THE REQUEST ::
Where a line in the listing contains the string "from", copy that line out.

————

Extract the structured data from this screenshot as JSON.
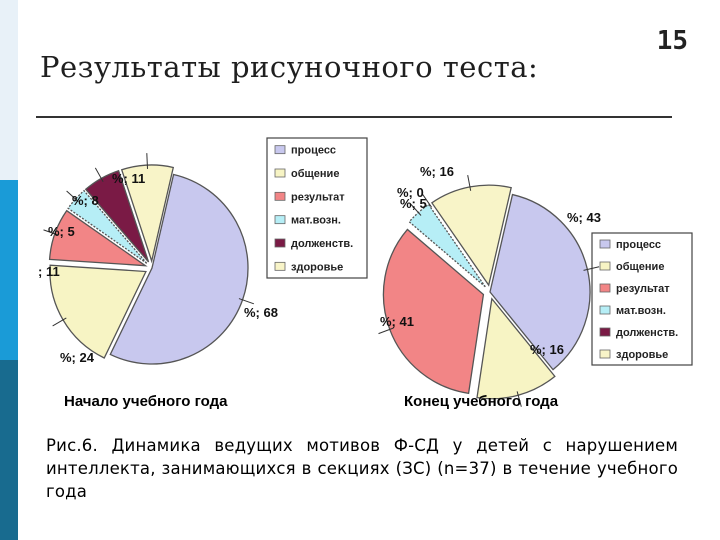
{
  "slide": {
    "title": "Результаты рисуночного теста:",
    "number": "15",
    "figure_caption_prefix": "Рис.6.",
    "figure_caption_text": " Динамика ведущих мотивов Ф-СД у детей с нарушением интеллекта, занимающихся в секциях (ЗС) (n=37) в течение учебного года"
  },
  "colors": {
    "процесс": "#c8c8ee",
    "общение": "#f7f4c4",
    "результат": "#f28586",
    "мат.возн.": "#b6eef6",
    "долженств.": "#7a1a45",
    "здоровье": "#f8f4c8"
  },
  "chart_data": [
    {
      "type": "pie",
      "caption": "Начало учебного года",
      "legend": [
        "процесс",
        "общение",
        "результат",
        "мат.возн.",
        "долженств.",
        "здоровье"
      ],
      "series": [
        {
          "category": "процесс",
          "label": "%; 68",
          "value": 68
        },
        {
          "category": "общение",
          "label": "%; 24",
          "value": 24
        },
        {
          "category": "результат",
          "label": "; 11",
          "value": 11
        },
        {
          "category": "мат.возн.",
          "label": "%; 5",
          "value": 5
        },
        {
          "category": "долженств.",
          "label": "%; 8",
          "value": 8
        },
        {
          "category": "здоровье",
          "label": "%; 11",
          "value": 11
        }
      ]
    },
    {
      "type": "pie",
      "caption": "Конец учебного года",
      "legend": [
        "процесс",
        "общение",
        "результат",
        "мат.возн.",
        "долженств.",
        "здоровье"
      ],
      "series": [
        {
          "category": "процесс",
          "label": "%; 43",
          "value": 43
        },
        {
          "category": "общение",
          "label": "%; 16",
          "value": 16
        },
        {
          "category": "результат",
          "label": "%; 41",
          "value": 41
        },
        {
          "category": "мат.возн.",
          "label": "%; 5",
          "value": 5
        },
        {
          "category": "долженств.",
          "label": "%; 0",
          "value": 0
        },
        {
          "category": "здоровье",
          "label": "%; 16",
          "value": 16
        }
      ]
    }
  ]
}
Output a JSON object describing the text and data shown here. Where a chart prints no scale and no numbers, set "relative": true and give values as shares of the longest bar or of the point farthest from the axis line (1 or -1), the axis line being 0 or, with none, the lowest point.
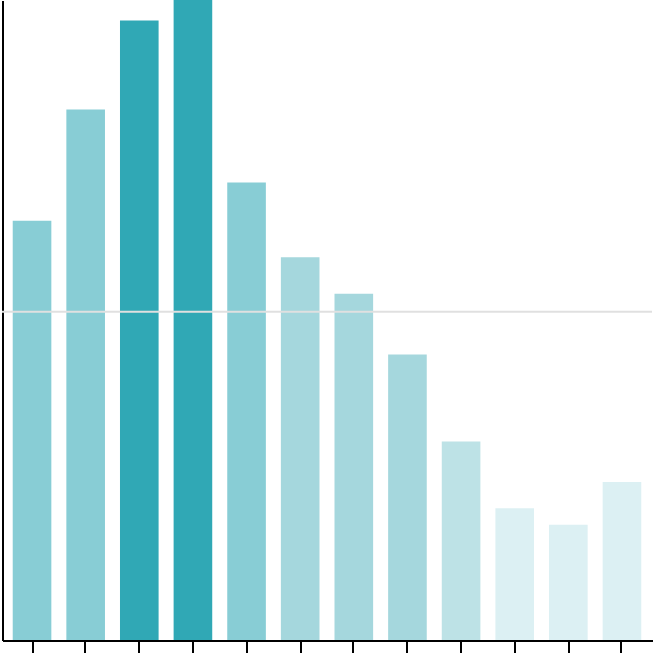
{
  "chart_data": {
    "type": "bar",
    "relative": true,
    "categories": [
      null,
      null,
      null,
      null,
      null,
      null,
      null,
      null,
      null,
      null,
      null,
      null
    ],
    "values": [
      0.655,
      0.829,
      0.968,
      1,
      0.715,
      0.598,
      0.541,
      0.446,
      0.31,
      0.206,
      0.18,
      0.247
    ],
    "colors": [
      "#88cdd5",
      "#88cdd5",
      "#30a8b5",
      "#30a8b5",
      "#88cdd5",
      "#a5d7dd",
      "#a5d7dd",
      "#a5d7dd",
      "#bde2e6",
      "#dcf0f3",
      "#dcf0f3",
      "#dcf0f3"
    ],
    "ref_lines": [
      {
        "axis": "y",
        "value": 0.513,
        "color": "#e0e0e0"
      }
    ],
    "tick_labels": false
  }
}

————

COMPLETE ANSWER ::
Extract the structured data from this screenshot as JSON.
Output a JSON object describing the text and data shown here. Where a chart prints no scale and no numbers, set "relative": true and give values as shares of the longest bar or of the point farthest from the axis line (1 or -1), the axis line being 0 or, with none, the lowest point.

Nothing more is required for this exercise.